• [SHORT TASK] Repeat the listing in full, word for word.

Collected data:
▬▬▬▬▬▬▬▬▬▬

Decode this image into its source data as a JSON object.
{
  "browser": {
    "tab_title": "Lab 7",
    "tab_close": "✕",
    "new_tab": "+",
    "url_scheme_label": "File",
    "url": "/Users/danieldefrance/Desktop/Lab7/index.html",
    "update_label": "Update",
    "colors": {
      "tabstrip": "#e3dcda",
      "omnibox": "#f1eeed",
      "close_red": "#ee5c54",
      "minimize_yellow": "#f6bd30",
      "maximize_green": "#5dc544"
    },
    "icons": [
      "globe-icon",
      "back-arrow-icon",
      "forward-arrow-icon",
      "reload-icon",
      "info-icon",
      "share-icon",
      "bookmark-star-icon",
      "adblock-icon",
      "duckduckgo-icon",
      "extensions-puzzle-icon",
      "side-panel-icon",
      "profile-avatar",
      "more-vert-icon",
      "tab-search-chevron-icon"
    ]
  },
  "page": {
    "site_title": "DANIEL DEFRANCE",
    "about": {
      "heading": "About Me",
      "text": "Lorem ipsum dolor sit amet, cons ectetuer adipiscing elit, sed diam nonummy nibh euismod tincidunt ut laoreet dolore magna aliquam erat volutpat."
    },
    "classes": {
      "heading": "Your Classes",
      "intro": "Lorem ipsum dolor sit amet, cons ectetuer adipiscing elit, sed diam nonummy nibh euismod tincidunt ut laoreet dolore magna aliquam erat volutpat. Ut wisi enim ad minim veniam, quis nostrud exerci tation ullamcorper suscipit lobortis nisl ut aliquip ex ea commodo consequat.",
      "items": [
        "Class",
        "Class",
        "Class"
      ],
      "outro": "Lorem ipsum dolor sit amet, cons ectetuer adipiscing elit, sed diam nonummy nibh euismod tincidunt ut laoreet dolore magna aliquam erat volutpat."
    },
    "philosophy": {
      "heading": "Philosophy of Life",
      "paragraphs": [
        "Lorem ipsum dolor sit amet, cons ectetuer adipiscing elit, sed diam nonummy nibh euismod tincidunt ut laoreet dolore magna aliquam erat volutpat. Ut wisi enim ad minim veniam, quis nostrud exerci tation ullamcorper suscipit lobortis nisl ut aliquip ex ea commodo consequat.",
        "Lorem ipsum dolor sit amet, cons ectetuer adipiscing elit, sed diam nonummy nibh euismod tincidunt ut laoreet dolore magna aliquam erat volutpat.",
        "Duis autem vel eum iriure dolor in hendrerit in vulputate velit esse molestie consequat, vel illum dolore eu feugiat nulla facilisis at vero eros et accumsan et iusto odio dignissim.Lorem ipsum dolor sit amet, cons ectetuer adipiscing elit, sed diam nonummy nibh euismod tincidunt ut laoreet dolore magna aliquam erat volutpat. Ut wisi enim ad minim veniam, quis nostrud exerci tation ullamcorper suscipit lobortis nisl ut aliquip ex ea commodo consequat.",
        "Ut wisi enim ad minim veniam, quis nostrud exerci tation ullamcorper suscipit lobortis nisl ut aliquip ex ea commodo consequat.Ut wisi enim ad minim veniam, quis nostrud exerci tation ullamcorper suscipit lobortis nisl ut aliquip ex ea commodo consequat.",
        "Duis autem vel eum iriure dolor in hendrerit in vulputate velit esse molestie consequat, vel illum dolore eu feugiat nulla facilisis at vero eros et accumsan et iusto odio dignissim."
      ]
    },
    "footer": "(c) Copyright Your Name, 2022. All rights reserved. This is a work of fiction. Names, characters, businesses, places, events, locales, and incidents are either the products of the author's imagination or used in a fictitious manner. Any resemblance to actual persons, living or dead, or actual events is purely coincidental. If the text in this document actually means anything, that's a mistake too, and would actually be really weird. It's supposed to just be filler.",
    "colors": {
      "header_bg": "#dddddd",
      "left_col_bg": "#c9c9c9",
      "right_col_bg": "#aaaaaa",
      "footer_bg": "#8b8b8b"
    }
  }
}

▬▬▬▬▬▬▬▬▬▬

• [CORRECT RESPONSE]
Decode this image into its source data as a JSON object.
{
  "browser": {
    "tab_title": "Lab 7",
    "tab_close": "✕",
    "new_tab": "+",
    "url_scheme_label": "File",
    "url": "/Users/danieldefrance/Desktop/Lab7/index.html",
    "update_label": "Update",
    "colors": {
      "tabstrip": "#e3dcda",
      "omnibox": "#f1eeed",
      "close_red": "#ee5c54",
      "minimize_yellow": "#f6bd30",
      "maximize_green": "#5dc544"
    },
    "icons": [
      "globe-icon",
      "back-arrow-icon",
      "forward-arrow-icon",
      "reload-icon",
      "info-icon",
      "share-icon",
      "bookmark-star-icon",
      "adblock-icon",
      "duckduckgo-icon",
      "extensions-puzzle-icon",
      "side-panel-icon",
      "profile-avatar",
      "more-vert-icon",
      "tab-search-chevron-icon"
    ]
  },
  "page": {
    "site_title": "DANIEL DEFRANCE",
    "about": {
      "heading": "About Me",
      "text": "Lorem ipsum dolor sit amet, cons ectetuer adipiscing elit, sed diam nonummy nibh euismod tincidunt ut laoreet dolore magna aliquam erat volutpat."
    },
    "classes": {
      "heading": "Your Classes",
      "intro": "Lorem ipsum dolor sit amet, cons ectetuer adipiscing elit, sed diam nonummy nibh euismod tincidunt ut laoreet dolore magna aliquam erat volutpat. Ut wisi enim ad minim veniam, quis nostrud exerci tation ullamcorper suscipit lobortis nisl ut aliquip ex ea commodo consequat.",
      "items": [
        "Class",
        "Class",
        "Class"
      ],
      "outro": "Lorem ipsum dolor sit amet, cons ectetuer adipiscing elit, sed diam nonummy nibh euismod tincidunt ut laoreet dolore magna aliquam erat volutpat."
    },
    "philosophy": {
      "heading": "Philosophy of Life",
      "paragraphs": [
        "Lorem ipsum dolor sit amet, cons ectetuer adipiscing elit, sed diam nonummy nibh euismod tincidunt ut laoreet dolore magna aliquam erat volutpat. Ut wisi enim ad minim veniam, quis nostrud exerci tation ullamcorper suscipit lobortis nisl ut aliquip ex ea commodo consequat.",
        "Lorem ipsum dolor sit amet, cons ectetuer adipiscing elit, sed diam nonummy nibh euismod tincidunt ut laoreet dolore magna aliquam erat volutpat.",
        "Duis autem vel eum iriure dolor in hendrerit in vulputate velit esse molestie consequat, vel illum dolore eu feugiat nulla facilisis at vero eros et accumsan et iusto odio dignissim.Lorem ipsum dolor sit amet, cons ectetuer adipiscing elit, sed diam nonummy nibh euismod tincidunt ut laoreet dolore magna aliquam erat volutpat. Ut wisi enim ad minim veniam, quis nostrud exerci tation ullamcorper suscipit lobortis nisl ut aliquip ex ea commodo consequat.",
        "Ut wisi enim ad minim veniam, quis nostrud exerci tation ullamcorper suscipit lobortis nisl ut aliquip ex ea commodo consequat.Ut wisi enim ad minim veniam, quis nostrud exerci tation ullamcorper suscipit lobortis nisl ut aliquip ex ea commodo consequat.",
        "Duis autem vel eum iriure dolor in hendrerit in vulputate velit esse molestie consequat, vel illum dolore eu feugiat nulla facilisis at vero eros et accumsan et iusto odio dignissim."
      ]
    },
    "footer": "(c) Copyright Your Name, 2022. All rights reserved. This is a work of fiction. Names, characters, businesses, places, events, locales, and incidents are either the products of the author's imagination or used in a fictitious manner. Any resemblance to actual persons, living or dead, or actual events is purely coincidental. If the text in this document actually means anything, that's a mistake too, and would actually be really weird. It's supposed to just be filler.",
    "colors": {
      "header_bg": "#dddddd",
      "left_col_bg": "#c9c9c9",
      "right_col_bg": "#aaaaaa",
      "footer_bg": "#8b8b8b"
    }
  }
}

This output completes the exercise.